● Requirements:
Every line that holds the string "空气重污染应急预案监理意见" is to be identified and copied.

● Records to process:
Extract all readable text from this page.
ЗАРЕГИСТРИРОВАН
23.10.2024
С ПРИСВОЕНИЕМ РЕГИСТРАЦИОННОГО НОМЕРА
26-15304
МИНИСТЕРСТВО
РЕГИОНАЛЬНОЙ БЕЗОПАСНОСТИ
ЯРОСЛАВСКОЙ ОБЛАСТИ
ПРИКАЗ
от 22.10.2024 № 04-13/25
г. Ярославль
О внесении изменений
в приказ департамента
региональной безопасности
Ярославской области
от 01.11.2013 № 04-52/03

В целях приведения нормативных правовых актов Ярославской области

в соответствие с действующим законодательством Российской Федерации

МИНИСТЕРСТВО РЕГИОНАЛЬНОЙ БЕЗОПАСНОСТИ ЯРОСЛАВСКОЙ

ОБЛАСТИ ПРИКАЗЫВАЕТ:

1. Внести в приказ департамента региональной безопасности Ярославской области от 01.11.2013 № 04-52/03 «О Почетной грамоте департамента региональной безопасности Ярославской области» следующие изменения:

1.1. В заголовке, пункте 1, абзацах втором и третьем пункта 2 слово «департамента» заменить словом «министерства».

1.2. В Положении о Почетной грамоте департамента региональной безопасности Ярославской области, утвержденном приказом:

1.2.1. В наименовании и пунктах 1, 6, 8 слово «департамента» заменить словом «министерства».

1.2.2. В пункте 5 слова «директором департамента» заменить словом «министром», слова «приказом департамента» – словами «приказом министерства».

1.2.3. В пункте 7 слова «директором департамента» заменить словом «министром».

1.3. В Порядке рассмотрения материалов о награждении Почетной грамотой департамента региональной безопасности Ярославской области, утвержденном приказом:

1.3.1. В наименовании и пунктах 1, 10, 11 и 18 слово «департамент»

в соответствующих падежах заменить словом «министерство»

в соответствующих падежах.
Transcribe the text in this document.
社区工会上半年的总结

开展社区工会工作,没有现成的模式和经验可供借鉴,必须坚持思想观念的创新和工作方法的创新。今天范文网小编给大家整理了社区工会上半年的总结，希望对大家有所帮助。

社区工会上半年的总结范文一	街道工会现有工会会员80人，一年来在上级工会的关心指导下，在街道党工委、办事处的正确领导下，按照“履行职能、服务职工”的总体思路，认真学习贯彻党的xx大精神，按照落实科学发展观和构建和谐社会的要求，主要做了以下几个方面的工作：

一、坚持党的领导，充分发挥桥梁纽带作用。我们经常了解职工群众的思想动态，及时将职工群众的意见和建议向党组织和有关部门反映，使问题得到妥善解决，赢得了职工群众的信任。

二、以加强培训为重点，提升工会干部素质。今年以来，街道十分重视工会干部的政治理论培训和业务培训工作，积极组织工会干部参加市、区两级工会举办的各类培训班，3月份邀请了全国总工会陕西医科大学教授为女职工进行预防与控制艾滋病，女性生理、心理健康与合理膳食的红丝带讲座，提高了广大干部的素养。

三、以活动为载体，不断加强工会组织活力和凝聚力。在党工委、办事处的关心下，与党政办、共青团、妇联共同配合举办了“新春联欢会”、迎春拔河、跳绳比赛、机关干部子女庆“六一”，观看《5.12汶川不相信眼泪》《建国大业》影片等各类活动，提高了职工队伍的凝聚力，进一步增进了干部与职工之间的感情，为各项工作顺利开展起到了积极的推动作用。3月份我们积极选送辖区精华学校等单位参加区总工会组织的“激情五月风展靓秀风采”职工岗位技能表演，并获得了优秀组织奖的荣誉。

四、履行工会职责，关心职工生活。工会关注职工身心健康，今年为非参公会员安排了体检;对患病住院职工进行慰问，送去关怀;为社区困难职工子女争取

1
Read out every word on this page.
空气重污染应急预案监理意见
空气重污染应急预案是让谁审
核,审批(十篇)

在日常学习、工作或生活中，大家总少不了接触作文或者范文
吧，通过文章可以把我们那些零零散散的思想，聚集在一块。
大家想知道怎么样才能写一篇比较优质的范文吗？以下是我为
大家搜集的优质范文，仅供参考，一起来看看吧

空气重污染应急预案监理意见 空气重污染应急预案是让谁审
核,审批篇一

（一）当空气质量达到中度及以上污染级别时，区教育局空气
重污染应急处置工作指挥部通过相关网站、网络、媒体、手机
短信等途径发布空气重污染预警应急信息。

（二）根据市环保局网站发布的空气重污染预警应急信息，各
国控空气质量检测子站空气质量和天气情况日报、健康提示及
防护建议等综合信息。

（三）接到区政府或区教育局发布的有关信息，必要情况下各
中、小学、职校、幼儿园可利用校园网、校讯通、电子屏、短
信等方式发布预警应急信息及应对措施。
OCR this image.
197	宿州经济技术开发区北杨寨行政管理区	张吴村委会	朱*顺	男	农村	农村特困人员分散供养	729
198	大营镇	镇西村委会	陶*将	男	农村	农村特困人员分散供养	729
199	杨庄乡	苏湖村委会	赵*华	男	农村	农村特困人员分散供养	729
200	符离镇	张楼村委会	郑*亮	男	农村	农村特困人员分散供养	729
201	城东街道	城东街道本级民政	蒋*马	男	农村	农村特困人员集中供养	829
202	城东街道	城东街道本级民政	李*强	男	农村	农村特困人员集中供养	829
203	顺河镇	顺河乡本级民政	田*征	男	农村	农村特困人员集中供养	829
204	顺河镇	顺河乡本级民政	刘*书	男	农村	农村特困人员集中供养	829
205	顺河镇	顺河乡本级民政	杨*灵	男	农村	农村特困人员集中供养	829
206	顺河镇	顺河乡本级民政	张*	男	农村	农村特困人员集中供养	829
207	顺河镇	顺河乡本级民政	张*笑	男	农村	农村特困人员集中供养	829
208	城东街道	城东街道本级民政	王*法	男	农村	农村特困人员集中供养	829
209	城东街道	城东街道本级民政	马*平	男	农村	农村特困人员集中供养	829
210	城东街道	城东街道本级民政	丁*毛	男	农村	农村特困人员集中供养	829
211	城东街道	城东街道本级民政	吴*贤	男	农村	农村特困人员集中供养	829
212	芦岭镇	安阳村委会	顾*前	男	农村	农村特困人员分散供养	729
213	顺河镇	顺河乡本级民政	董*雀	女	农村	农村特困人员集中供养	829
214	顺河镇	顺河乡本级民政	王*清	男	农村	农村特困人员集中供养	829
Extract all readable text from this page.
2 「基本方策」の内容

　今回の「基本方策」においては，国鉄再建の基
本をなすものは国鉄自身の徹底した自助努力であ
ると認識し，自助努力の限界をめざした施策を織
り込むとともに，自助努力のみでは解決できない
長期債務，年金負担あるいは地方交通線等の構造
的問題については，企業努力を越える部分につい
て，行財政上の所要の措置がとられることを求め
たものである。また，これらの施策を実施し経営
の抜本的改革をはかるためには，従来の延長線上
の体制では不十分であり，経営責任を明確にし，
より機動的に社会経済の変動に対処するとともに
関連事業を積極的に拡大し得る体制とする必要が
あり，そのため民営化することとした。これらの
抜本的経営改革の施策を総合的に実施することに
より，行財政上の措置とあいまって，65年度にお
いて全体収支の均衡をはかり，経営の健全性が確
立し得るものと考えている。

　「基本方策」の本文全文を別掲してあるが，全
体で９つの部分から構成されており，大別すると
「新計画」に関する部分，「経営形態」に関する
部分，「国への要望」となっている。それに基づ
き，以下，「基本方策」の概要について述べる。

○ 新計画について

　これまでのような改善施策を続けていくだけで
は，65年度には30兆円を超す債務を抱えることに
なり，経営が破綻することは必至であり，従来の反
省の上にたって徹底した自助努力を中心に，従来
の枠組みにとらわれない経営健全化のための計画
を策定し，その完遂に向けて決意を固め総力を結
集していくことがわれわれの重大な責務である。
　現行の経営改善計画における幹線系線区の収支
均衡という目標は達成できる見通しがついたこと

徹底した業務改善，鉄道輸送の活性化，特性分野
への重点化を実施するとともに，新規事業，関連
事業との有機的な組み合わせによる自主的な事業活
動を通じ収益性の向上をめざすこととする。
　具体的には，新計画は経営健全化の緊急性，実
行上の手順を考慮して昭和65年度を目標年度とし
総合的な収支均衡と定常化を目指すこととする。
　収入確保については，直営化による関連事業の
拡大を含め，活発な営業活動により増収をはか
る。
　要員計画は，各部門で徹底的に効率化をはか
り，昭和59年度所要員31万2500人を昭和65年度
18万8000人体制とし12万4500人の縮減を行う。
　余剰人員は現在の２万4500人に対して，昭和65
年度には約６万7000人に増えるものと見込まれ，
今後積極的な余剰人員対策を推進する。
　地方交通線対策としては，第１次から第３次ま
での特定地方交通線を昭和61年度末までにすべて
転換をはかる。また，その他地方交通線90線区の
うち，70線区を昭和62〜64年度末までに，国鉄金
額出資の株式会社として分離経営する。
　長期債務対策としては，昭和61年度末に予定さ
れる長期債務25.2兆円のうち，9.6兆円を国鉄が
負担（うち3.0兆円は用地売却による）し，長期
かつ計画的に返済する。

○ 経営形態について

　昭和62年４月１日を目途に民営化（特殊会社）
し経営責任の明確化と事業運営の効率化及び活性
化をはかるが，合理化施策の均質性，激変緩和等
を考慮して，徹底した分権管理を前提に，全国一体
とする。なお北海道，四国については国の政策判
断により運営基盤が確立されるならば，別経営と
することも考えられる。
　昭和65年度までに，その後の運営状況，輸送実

● Exercise result:
空气重污染应急预案监理意见
空气重污染应急预案监理意见 空气重污染应急预案是让谁审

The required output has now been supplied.